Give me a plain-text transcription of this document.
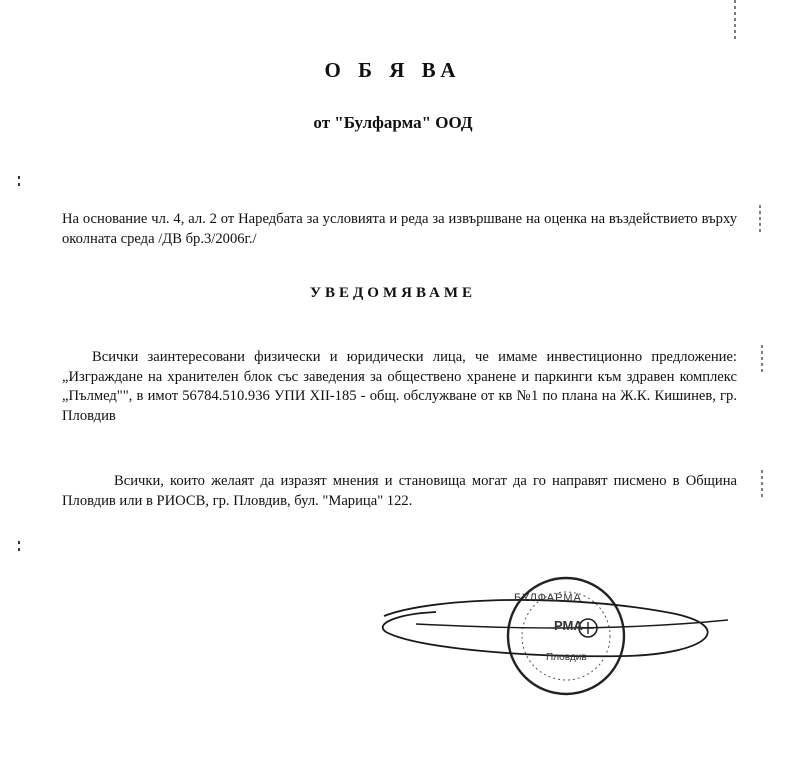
О Б Я ВА
от "Булфарма" ООД
На основание чл. 4, ал. 2 от Наредбата за условията и реда за извършване на оценка на въздействието върху околната среда /ДВ бр.3/2006г./
УВЕДОМЯВАМЕ
Всички заинтересовани физически и юридически лица, че имаме инвестиционно предложение: „Изграждане на хранителен блок със заведения за обществено хранене и паркинги към здравен комплекс „Пълмед"", в имот 56784.510.936 УПИ XII-185 - общ. обслужване от кв №1 по плана на Ж.К. Кишинев, гр. Пловдив
Всички, които желаят да изразят мнения и становища могат да го направят писмено в Община Пловдив или в РИОСВ, гр. Пловдив, бул. "Марица" 122.
БУЛФАРМА
РМА
Пловдив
::::::
* [Given task]:
Output the entries above exactly, without their pictures.

* [Exercise solution]:
Give me a plain-text transcription of this document.
О Б Я ВА
от "Булфарма" ООД
На основание чл. 4, ал. 2 от Наредбата за условията и реда за извършване на оценка на въздействието върху околната среда /ДВ бр.3/2006г./
УВЕДОМЯВАМЕ
Всички заинтересовани физически и юридически лица, че имаме инвестиционно предложение: „Изграждане на хранителен блок със заведения за обществено хранене и паркинги към здравен комплекс „Пълмед"", в имот 56784.510.936 УПИ XII-185 - общ. обслужване от кв №1 по плана на Ж.К. Кишинев, гр. Пловдив
Всички, които желаят да изразят мнения и становища могат да го направят писмено в Община Пловдив или в РИОСВ, гр. Пловдив, бул. "Марица" 122.
БУЛФАРМА
РМА
Пловдив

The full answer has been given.